» SET PROBLEM: Using the listing below, extract each line that has the word "πένητας" in it.

Dataset items:
- - -

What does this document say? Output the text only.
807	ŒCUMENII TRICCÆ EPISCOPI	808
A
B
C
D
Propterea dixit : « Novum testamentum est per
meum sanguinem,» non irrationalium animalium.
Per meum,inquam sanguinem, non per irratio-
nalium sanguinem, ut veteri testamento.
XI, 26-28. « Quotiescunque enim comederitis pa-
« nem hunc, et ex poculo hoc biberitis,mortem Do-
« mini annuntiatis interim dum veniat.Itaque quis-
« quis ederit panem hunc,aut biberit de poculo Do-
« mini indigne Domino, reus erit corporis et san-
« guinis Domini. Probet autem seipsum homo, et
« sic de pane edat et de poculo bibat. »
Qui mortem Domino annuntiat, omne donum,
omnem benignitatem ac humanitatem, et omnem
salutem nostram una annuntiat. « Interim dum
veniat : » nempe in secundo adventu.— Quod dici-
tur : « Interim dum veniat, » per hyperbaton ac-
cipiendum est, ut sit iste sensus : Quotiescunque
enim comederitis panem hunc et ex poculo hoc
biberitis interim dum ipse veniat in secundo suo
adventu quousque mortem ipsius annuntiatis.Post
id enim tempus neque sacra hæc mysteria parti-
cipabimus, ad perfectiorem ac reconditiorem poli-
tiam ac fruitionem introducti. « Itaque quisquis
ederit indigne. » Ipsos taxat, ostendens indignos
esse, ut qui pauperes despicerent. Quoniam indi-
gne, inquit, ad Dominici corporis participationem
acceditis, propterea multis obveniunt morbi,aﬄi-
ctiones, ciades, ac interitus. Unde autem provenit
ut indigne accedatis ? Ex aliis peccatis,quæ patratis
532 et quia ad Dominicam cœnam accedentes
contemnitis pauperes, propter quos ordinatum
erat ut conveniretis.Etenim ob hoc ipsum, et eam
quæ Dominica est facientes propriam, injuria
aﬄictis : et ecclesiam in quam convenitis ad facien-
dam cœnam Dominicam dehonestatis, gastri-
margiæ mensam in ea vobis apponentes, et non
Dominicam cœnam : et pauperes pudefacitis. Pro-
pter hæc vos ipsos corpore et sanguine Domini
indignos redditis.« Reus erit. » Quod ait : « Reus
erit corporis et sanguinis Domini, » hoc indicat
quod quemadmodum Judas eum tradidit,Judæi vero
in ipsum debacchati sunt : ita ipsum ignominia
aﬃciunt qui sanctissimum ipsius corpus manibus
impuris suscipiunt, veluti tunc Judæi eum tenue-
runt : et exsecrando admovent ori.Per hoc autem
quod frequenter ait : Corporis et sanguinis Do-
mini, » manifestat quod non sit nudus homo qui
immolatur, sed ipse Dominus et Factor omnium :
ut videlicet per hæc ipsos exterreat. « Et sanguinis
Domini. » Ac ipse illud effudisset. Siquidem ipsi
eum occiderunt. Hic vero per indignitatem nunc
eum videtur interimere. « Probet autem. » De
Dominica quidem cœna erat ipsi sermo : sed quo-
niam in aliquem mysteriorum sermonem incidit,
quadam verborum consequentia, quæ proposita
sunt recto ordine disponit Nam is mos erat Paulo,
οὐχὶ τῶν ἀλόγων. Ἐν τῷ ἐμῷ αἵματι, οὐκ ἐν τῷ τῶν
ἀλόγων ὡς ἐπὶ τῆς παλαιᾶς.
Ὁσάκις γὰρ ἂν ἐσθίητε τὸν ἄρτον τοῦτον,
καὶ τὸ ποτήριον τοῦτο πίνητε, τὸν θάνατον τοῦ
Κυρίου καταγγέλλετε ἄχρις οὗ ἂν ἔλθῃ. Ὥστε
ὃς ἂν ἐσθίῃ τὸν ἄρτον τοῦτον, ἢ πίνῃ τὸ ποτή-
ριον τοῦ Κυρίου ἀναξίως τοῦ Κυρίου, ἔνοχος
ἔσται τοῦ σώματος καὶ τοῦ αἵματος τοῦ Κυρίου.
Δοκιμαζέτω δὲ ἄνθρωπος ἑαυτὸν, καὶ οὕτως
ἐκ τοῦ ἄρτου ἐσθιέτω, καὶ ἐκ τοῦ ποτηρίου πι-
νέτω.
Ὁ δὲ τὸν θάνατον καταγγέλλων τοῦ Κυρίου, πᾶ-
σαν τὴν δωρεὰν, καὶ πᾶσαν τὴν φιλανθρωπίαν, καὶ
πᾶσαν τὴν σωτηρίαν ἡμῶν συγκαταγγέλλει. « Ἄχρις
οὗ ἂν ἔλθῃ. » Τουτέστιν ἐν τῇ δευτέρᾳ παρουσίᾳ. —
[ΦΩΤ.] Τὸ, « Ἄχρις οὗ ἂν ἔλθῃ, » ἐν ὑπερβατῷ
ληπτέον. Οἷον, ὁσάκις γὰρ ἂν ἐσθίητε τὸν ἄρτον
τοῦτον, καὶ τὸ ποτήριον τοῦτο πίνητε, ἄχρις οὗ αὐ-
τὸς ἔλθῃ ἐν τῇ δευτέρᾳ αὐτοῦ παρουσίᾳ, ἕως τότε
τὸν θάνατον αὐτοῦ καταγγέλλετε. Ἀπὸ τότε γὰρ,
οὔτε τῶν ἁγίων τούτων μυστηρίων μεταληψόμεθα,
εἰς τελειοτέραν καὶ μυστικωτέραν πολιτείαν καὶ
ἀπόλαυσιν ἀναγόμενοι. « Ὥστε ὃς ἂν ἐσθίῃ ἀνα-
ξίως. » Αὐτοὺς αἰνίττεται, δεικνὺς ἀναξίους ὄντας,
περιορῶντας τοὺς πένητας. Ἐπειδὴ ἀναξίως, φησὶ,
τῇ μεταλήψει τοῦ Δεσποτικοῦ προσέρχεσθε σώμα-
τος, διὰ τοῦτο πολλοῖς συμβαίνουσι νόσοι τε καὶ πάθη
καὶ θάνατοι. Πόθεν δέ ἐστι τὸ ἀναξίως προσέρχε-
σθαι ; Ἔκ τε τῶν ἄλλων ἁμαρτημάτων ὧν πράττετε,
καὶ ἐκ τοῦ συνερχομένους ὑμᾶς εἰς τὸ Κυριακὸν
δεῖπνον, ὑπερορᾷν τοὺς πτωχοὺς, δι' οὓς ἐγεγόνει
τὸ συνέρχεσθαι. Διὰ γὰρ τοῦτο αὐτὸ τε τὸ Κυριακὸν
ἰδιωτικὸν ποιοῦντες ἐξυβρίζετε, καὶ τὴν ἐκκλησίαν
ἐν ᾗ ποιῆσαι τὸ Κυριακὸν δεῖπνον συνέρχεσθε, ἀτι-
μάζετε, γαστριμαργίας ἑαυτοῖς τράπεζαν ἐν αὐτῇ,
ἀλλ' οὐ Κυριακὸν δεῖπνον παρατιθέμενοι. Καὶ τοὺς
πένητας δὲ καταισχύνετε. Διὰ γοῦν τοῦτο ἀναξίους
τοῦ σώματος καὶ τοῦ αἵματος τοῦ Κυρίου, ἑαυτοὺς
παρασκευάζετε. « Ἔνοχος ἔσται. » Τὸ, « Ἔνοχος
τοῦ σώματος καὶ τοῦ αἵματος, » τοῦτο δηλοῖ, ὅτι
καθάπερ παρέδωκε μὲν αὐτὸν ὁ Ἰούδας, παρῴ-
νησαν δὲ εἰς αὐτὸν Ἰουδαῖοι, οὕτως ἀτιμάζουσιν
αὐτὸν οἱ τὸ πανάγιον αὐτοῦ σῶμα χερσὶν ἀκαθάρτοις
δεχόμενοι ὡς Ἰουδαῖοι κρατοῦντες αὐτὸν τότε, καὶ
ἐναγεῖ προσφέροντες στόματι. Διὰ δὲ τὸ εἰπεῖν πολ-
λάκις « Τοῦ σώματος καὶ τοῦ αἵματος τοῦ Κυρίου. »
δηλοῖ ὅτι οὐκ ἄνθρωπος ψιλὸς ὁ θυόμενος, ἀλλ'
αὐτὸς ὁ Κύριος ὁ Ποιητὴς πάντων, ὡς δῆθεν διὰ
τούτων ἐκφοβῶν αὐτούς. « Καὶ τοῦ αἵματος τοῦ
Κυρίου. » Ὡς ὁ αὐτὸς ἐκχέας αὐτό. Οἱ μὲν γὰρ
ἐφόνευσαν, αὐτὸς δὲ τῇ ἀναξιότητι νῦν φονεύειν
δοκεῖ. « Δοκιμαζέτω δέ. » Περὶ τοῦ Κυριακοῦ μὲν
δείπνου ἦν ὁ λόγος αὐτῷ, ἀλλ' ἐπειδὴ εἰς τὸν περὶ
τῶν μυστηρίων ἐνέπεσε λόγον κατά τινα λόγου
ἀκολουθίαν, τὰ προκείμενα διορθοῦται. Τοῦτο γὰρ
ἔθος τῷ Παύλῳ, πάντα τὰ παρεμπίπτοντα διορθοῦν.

- - -

» EXERCISE RESULT:
περιορῶντας τοὺς πένητας. Ἐπειδὴ ἀναξίως, φησὶ,
πένητας δὲ καταισχύνετε. Διὰ γοῦν τοῦτο ἀναξίους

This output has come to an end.